# Given request
Output only the lines from the one holding "Extract the structured" to the end of the data below, please, copied exactly.
· · · ·
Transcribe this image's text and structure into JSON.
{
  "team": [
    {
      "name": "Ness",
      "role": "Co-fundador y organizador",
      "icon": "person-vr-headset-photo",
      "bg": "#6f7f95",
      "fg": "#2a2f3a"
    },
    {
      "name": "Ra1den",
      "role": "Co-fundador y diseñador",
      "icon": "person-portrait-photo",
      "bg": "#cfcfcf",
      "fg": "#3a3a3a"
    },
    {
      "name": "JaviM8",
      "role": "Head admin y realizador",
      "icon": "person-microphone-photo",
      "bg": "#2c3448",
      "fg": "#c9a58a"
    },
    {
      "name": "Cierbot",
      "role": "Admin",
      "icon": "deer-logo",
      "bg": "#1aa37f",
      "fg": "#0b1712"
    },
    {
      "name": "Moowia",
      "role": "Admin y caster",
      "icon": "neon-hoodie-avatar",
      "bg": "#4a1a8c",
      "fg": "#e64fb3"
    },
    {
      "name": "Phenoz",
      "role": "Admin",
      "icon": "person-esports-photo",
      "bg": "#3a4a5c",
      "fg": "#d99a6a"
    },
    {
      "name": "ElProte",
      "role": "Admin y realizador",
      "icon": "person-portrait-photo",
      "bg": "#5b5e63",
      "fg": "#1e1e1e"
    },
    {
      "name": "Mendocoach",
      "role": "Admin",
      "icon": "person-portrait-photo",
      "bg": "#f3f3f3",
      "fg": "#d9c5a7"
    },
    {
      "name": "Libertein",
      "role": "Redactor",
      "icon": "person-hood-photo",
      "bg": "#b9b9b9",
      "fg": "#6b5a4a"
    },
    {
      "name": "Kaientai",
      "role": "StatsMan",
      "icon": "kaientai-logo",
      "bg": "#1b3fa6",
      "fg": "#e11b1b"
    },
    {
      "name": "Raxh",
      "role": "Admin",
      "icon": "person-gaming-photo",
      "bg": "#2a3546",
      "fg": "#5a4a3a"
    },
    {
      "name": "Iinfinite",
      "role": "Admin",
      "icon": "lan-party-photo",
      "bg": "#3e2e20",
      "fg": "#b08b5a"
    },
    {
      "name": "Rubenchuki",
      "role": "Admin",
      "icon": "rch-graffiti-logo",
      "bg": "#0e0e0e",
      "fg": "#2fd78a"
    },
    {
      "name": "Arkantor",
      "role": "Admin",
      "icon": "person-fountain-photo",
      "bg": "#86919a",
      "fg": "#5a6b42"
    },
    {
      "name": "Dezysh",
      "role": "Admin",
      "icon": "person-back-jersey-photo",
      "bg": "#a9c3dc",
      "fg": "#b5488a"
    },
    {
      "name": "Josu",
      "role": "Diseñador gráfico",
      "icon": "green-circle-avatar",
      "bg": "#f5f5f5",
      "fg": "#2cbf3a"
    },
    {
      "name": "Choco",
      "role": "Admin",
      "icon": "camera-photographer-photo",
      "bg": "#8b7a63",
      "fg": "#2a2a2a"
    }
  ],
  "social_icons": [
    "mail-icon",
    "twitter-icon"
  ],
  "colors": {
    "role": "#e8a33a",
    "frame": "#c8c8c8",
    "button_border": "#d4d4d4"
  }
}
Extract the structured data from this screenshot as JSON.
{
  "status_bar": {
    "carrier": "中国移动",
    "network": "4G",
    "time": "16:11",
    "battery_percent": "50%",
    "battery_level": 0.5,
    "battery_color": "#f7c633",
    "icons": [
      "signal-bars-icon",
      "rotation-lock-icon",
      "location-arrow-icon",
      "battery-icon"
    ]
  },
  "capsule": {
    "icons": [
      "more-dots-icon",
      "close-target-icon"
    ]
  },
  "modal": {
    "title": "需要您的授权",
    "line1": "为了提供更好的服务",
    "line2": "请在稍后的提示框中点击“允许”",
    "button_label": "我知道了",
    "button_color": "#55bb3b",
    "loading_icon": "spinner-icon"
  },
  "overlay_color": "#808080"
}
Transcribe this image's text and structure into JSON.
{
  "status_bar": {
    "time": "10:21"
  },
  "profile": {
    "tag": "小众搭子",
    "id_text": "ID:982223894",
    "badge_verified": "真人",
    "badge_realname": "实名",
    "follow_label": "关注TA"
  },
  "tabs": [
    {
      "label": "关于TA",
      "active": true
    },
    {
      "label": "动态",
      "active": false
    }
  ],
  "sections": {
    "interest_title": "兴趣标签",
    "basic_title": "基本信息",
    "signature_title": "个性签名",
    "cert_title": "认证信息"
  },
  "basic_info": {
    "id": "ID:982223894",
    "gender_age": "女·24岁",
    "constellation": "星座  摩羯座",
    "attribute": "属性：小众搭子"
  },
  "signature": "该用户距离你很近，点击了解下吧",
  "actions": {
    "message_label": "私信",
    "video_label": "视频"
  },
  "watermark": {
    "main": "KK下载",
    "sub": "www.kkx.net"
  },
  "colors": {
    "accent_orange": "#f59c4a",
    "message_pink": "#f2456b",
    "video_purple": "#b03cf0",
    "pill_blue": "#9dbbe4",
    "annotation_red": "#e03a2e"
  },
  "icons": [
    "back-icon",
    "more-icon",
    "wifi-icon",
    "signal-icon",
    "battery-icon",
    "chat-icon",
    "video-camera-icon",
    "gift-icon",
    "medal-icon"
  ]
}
· · · ·
# Written answer
Extract the structured data from this screenshot as JSON.
{
  "status_bar": {
    "carrier": "中国移动",
    "network": "4G",
    "time": "16:11",
    "battery_percent": "50%",
    "battery_level": 0.5,
    "battery_color": "#f7c633",
    "icons": [
      "signal-bars-icon",
      "rotation-lock-icon",
      "location-arrow-icon",
      "battery-icon"
    ]
  },
  "capsule": {
    "icons": [
      "more-dots-icon",
      "close-target-icon"
    ]
  },
  "modal": {
    "title": "需要您的授权",
    "line1": "为了提供更好的服务",
    "line2": "请在稍后的提示框中点击“允许”",
    "button_label": "我知道了",
    "button_color": "#55bb3b",
    "loading_icon": "spinner-icon"
  },
  "overlay_color": "#808080"
}
Transcribe this image's text and structure into JSON.
{
  "status_bar": {
    "time": "10:21"
  },
  "profile": {
    "tag": "小众搭子",
    "id_text": "ID:982223894",
    "badge_verified": "真人",
    "badge_realname": "实名",
    "follow_label": "关注TA"
  },
  "tabs": [
    {
      "label": "关于TA",
      "active": true
    },
    {
      "label": "动态",
      "active": false
    }
  ],
  "sections": {
    "interest_title": "兴趣标签",
    "basic_title": "基本信息",
    "signature_title": "个性签名",
    "cert_title": "认证信息"
  },
  "basic_info": {
    "id": "ID:982223894",
    "gender_age": "女·24岁",
    "constellation": "星座  摩羯座",
    "attribute": "属性：小众搭子"
  },
  "signature": "该用户距离你很近，点击了解下吧",
  "actions": {
    "message_label": "私信",
    "video_label": "视频"
  },
  "watermark": {
    "main": "KK下载",
    "sub": "www.kkx.net"
  },
  "colors": {
    "accent_orange": "#f59c4a",
    "message_pink": "#f2456b",
    "video_purple": "#b03cf0",
    "pill_blue": "#9dbbe4",
    "annotation_red": "#e03a2e"
  },
  "icons": [
    "back-icon",
    "more-icon",
    "wifi-icon",
    "signal-icon",
    "battery-icon",
    "chat-icon",
    "video-camera-icon",
    "gift-icon",
    "medal-icon"
  ]
}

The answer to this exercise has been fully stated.